▶ **Exercise instructions**:
Pull out each line of the data that includes the word "name".

▶ **Data in this exercise**:
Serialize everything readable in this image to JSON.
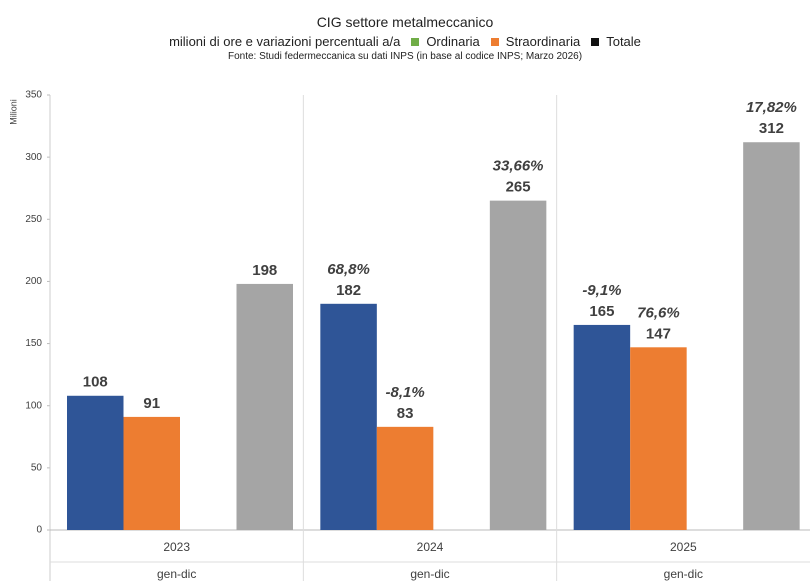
{
  "chart_data": {
    "type": "bar",
    "subtitle": "CIG settore metalmeccanico",
    "description": "milioni di ore e variazioni percentuali a/a",
    "source": "Fonte: Studi federmeccanica su dati INPS  (in base al codice INPS; Marzo 2026)",
    "ylabel": "Milioni",
    "categories": [
      "2023",
      "2024",
      "2025"
    ],
    "sub_categories": [
      "gen-dic",
      "gen-dic",
      "gen-dic"
    ],
    "series": [
      {
        "name": "Ordinaria",
        "color": "#2f5597",
        "legend_color": "#70ad47",
        "label_color": "#2f5597",
        "values": [
          108,
          182,
          165
        ],
        "changes": [
          null,
          "68,8%",
          "-9,1%"
        ]
      },
      {
        "name": "Straordinaria",
        "color": "#ed7d31",
        "legend_color": "#ed7d31",
        "label_color": "#ed7d31",
        "values": [
          91,
          83,
          147
        ],
        "changes": [
          null,
          "-8,1%",
          "76,6%"
        ]
      },
      {
        "name": "Totale",
        "color": "#a5a5a5",
        "legend_color": "#111111",
        "label_color": "#404040",
        "values": [
          198,
          265,
          312
        ],
        "changes": [
          null,
          "33,66%",
          "17,82%"
        ]
      }
    ],
    "ylim": [
      0,
      350
    ],
    "yticks": [
      0,
      50,
      100,
      150,
      200,
      250,
      300,
      350
    ]
  }
}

▶ **Full output**:
        "name": "Ordinaria",
        "name": "Straordinaria",
        "name": "Totale",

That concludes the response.